*TASK TO CARRY OUT:*
Search the data for the word "ADIMRA" and copy every line that contains it.

*DATA ROWS:*
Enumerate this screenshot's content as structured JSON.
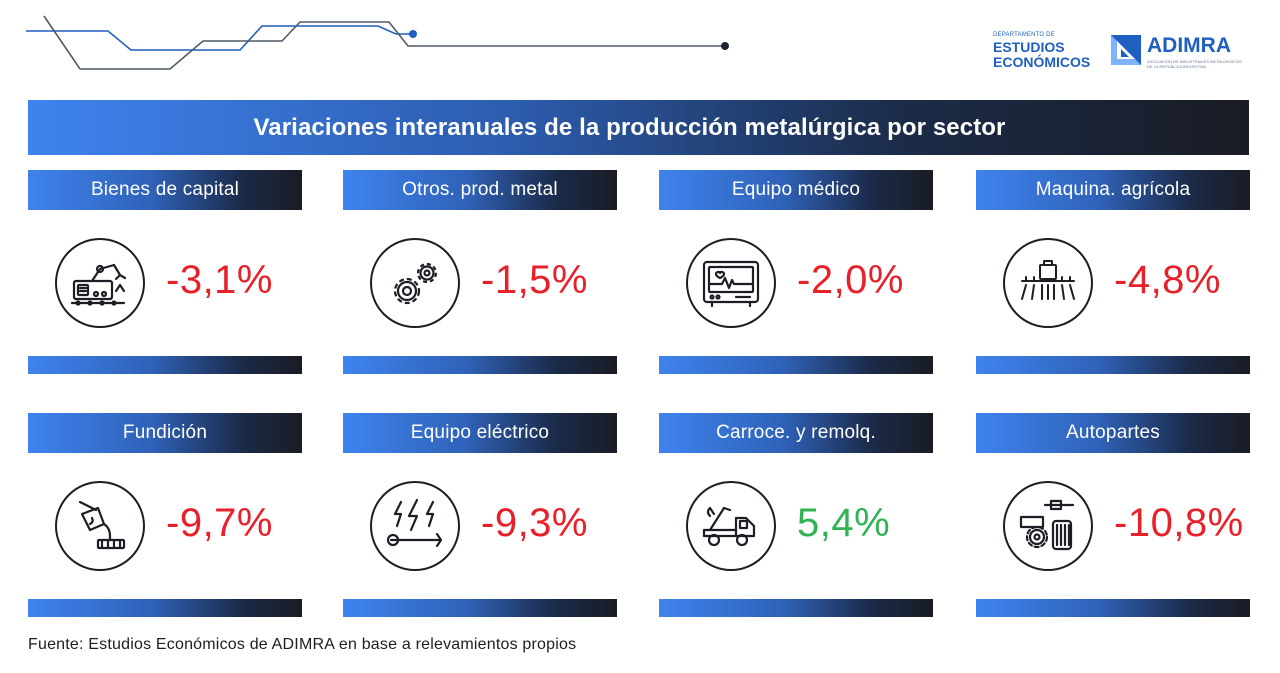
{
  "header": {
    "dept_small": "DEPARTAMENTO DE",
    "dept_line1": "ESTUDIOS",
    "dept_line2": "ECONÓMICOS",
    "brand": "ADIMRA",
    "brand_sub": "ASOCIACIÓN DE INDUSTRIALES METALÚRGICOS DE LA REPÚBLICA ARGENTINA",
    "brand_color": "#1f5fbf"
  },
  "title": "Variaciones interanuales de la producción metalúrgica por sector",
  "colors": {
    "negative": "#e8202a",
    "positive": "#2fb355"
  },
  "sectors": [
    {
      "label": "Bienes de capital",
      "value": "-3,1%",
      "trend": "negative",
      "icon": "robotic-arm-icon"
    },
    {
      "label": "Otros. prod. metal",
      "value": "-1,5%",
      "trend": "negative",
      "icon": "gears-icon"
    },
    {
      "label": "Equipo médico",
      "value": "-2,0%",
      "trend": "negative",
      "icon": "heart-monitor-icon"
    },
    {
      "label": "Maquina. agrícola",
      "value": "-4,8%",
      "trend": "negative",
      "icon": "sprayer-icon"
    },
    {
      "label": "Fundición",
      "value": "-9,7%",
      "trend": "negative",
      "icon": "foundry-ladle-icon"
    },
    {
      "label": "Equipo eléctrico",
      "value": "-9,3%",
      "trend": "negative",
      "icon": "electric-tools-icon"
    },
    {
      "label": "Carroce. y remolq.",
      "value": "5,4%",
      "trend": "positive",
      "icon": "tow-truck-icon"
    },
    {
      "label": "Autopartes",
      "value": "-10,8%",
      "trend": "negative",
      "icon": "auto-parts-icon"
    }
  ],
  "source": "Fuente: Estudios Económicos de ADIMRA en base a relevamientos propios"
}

*THE REPLY:*
    "brand": "ADIMRA",
  "source": "Fuente: Estudios Económicos de ADIMRA en base a relevamientos propios"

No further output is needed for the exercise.